[Recorded data]
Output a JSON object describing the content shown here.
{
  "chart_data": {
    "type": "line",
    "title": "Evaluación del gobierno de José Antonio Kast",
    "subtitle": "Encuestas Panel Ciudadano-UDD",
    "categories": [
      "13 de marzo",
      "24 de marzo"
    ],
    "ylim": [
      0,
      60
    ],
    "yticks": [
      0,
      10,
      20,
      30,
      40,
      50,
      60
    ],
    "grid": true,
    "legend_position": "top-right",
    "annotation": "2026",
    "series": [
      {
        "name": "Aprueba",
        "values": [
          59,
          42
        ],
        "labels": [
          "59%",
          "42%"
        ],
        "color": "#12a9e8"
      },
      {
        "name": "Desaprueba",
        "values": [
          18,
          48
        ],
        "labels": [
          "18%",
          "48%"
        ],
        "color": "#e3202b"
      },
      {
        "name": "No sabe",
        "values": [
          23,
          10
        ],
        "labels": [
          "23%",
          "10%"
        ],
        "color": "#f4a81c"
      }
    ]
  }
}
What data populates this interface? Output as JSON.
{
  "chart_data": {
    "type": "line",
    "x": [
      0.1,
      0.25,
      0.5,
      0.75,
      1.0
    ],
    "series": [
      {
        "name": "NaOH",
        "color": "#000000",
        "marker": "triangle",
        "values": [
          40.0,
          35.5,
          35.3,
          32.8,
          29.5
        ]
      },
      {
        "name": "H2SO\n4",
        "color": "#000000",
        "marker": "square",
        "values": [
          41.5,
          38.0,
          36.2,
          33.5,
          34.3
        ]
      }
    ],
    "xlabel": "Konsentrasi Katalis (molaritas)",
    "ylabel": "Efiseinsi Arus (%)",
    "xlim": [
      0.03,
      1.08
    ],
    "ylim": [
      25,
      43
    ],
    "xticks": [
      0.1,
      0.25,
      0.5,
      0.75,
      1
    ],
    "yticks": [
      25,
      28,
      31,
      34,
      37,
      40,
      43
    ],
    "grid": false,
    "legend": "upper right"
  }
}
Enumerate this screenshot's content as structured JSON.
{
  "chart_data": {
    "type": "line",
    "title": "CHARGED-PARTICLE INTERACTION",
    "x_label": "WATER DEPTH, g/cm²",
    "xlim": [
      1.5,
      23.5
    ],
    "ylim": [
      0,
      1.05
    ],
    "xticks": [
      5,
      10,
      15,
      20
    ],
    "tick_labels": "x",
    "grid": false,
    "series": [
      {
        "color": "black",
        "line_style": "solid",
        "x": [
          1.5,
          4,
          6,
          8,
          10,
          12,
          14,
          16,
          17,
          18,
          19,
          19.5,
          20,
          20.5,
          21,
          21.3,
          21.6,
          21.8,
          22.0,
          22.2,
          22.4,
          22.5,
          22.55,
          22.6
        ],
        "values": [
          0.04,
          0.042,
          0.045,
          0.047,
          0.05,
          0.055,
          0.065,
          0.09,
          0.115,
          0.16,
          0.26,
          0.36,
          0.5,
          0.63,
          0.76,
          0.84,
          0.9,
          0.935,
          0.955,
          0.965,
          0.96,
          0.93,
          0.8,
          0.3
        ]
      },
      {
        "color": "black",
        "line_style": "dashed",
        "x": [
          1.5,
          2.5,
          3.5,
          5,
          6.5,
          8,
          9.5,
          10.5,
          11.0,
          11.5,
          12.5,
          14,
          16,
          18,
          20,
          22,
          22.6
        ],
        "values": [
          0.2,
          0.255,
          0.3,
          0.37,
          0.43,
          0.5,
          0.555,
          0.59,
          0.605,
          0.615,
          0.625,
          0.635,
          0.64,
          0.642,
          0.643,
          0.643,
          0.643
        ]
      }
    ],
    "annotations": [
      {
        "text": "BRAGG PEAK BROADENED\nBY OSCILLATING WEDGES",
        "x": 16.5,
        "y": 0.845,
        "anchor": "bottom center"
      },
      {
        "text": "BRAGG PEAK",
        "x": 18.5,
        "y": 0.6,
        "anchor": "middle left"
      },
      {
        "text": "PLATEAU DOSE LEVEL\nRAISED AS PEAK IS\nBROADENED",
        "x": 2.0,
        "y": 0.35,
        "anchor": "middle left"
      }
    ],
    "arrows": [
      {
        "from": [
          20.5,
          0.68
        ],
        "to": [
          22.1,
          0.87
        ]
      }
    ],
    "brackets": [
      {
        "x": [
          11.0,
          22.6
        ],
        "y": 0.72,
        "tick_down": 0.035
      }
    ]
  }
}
---
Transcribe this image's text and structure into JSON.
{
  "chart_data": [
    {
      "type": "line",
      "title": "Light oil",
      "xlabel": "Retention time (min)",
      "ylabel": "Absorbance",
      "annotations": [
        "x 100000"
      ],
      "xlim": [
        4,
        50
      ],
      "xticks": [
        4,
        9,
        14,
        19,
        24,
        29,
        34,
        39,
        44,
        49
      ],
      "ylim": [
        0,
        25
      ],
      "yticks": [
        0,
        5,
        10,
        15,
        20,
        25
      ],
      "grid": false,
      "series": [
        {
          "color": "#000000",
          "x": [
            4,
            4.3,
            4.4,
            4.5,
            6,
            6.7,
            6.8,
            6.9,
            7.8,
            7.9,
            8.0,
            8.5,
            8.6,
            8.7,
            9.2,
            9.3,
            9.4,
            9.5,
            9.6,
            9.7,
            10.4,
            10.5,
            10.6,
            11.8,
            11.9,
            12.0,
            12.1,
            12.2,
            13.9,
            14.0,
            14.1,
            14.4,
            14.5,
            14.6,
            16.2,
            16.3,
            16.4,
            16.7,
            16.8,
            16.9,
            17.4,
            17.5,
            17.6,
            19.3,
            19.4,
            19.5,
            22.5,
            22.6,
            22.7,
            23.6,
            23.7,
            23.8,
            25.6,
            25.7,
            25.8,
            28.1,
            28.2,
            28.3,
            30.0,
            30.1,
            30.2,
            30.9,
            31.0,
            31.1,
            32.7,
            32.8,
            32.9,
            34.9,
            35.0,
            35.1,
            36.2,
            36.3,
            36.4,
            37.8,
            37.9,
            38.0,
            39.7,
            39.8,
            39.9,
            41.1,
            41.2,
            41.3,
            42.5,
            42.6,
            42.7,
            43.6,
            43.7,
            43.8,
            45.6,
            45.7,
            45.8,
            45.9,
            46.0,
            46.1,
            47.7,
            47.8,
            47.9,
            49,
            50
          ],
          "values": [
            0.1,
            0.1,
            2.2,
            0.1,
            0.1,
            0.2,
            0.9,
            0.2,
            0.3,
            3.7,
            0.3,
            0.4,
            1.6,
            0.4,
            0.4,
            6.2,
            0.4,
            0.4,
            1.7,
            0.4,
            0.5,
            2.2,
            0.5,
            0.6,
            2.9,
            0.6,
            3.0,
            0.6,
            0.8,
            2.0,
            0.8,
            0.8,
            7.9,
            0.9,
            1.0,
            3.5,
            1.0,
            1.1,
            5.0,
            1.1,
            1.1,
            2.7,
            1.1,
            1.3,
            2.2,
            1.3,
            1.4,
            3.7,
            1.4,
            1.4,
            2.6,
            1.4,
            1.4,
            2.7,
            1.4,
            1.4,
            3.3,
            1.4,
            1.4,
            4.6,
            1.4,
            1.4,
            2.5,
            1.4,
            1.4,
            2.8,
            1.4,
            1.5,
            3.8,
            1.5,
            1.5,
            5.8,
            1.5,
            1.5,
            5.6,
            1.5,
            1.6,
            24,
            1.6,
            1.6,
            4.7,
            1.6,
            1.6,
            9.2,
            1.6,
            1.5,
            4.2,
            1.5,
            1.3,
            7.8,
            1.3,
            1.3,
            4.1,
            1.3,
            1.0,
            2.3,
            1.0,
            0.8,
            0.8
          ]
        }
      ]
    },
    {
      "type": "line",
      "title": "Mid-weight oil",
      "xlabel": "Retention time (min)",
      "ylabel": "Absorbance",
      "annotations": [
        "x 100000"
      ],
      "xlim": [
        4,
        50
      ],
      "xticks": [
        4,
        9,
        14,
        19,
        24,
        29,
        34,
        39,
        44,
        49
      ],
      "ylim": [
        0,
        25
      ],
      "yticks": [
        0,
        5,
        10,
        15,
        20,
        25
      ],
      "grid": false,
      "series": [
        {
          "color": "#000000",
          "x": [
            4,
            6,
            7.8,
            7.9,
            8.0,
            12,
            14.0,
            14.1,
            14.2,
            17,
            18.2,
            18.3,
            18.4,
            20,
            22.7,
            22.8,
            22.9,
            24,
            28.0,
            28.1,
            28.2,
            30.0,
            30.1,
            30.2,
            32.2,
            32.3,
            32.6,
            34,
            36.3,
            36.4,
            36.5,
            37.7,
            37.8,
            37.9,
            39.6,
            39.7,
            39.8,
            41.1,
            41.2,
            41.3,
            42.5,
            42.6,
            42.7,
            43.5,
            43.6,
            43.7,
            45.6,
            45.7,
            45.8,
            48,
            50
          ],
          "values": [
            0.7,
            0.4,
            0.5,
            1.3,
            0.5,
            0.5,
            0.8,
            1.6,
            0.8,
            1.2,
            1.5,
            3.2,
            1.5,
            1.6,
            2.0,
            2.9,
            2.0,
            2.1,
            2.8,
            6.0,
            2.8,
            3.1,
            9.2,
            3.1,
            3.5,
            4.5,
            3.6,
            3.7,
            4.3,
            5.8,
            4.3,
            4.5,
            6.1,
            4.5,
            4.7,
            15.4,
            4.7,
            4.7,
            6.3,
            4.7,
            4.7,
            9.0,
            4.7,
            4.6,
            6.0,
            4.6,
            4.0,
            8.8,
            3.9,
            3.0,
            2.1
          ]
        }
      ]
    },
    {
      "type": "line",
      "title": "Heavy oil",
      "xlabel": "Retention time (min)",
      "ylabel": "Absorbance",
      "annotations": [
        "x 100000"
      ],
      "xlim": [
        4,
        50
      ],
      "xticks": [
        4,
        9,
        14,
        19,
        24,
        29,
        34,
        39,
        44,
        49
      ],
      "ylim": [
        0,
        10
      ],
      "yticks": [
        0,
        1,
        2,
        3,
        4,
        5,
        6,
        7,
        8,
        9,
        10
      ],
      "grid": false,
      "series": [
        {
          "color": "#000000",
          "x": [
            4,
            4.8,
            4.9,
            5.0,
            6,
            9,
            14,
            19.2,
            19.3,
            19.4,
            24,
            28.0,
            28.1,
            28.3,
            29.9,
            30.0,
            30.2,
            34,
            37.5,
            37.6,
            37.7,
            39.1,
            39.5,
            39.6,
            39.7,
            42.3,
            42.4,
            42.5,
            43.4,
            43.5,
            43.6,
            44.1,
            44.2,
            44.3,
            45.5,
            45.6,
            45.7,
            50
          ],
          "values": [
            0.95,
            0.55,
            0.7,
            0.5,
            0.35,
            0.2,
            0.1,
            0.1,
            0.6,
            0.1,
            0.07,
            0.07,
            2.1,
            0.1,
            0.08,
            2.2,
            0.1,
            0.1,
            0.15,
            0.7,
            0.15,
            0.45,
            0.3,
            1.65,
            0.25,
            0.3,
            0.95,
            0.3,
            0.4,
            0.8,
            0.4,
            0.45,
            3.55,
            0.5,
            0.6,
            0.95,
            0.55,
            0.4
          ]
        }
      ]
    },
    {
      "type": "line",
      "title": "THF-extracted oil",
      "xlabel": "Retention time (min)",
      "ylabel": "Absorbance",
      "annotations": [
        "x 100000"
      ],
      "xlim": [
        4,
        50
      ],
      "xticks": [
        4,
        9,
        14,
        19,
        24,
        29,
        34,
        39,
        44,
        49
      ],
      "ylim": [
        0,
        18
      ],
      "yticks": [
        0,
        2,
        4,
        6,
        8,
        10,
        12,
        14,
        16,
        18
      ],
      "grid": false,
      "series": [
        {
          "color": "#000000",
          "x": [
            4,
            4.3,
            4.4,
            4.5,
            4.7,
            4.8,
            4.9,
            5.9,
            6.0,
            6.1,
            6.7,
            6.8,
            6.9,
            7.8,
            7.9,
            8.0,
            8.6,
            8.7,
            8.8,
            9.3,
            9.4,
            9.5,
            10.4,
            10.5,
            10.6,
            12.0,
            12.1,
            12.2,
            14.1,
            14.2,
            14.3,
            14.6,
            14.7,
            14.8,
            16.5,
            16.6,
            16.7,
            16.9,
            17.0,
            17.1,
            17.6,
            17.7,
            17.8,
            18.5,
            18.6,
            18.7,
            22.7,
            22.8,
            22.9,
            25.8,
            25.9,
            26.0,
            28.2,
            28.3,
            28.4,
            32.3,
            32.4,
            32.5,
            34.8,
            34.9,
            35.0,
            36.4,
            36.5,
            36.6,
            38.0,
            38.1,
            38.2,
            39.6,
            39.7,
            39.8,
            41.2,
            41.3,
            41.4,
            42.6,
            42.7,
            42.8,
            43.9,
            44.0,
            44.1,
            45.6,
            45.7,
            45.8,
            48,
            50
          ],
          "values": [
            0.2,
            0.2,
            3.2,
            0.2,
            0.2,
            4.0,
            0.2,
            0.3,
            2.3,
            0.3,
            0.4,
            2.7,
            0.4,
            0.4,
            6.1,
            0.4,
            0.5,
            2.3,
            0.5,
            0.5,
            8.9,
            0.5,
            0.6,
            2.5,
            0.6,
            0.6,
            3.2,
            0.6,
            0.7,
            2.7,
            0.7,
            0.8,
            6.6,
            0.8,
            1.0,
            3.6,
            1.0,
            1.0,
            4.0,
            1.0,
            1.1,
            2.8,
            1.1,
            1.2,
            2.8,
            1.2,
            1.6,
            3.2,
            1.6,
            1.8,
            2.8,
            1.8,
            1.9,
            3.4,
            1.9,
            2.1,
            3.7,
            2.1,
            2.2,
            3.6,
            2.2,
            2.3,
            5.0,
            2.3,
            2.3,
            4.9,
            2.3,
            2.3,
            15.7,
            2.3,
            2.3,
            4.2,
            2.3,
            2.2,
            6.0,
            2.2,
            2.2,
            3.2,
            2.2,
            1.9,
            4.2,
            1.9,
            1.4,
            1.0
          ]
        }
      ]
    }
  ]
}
* * *
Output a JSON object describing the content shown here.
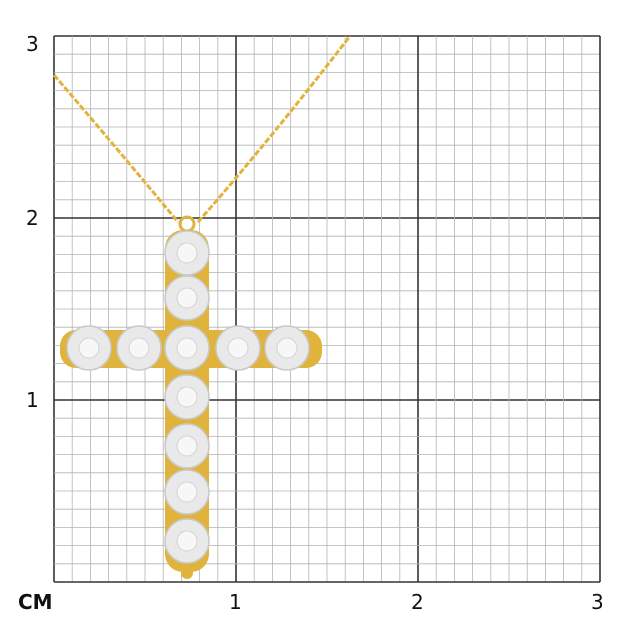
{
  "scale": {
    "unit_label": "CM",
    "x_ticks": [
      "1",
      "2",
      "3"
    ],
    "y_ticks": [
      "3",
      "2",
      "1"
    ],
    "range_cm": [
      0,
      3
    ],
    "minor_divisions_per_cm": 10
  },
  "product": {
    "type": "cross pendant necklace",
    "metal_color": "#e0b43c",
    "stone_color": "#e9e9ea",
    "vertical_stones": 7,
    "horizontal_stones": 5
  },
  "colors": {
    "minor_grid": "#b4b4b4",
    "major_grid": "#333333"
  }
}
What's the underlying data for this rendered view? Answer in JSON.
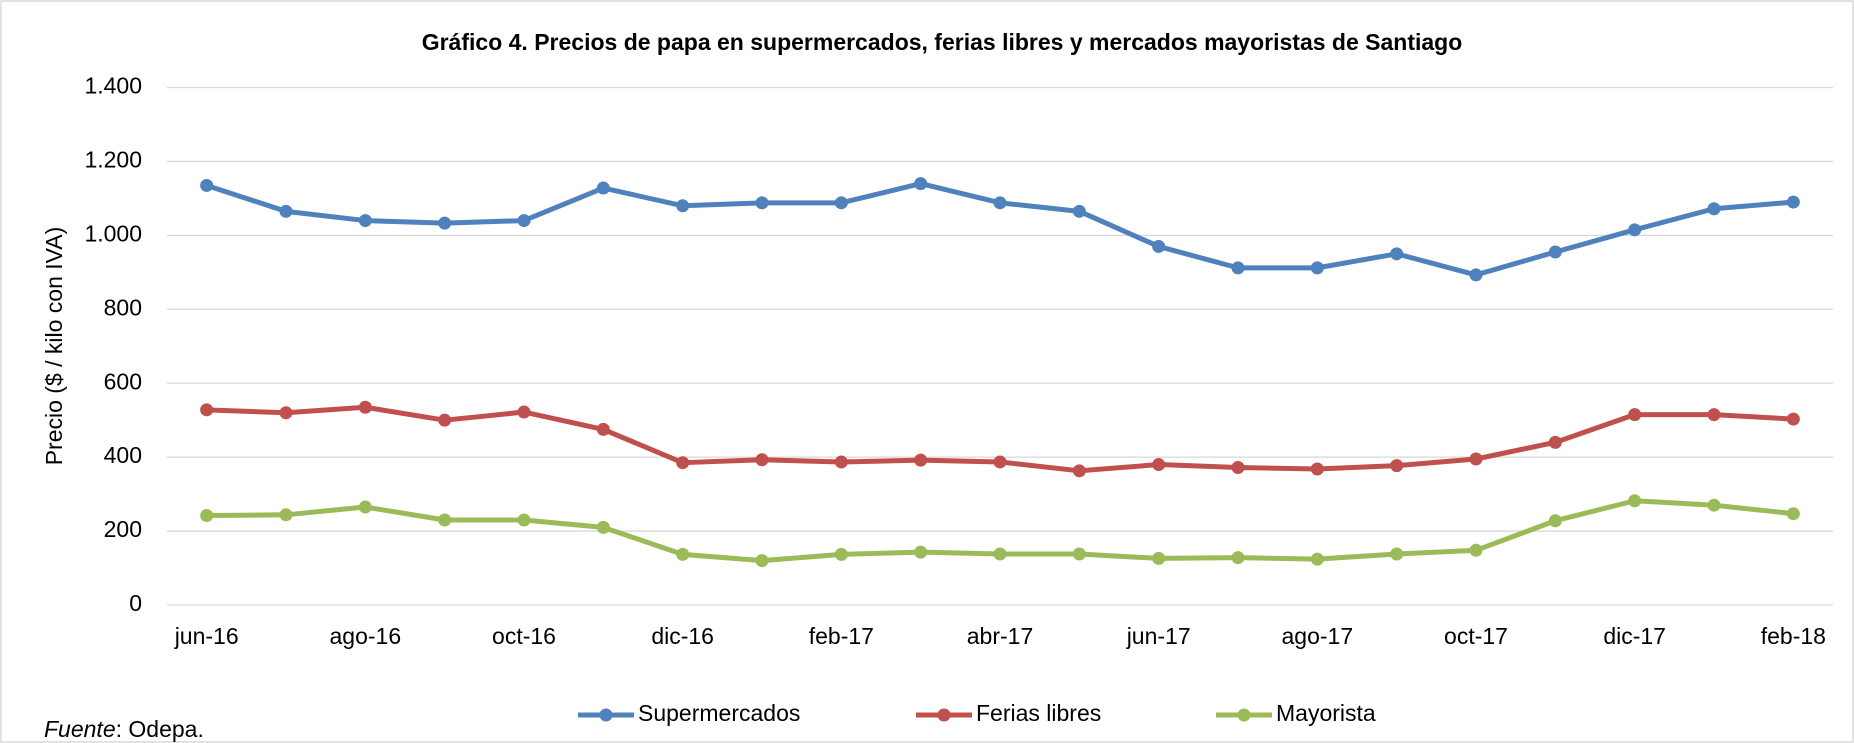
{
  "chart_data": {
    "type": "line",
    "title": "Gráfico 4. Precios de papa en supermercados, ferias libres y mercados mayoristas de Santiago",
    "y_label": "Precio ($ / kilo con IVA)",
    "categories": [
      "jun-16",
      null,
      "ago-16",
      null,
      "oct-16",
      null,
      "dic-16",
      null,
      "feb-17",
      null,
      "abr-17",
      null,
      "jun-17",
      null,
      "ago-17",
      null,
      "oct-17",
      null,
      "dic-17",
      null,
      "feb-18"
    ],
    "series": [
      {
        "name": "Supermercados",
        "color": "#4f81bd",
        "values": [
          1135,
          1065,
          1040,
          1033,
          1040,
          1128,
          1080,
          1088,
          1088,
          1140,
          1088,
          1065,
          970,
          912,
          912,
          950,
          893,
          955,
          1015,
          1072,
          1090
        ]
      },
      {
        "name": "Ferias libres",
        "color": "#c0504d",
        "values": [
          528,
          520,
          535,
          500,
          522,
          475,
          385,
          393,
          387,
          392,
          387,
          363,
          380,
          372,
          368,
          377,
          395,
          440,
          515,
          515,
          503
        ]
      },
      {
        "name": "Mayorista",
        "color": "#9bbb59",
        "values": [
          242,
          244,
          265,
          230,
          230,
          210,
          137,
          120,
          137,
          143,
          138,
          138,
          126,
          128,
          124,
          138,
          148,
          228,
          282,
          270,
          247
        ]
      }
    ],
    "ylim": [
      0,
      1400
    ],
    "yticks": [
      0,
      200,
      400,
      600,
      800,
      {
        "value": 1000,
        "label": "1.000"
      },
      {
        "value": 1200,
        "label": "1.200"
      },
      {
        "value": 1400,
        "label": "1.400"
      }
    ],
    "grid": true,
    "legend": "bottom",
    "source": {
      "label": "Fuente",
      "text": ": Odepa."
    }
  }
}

### SHORT EXERCISE
Return every line above that contains the word "this".

### ANSWER
What data populates this interface? Output as JSON.
Enumerate this screenshot's content as structured JSON.
Transcribe this image's text and structure into JSON.
What's the underlying data for this rendered view? Answer in JSON.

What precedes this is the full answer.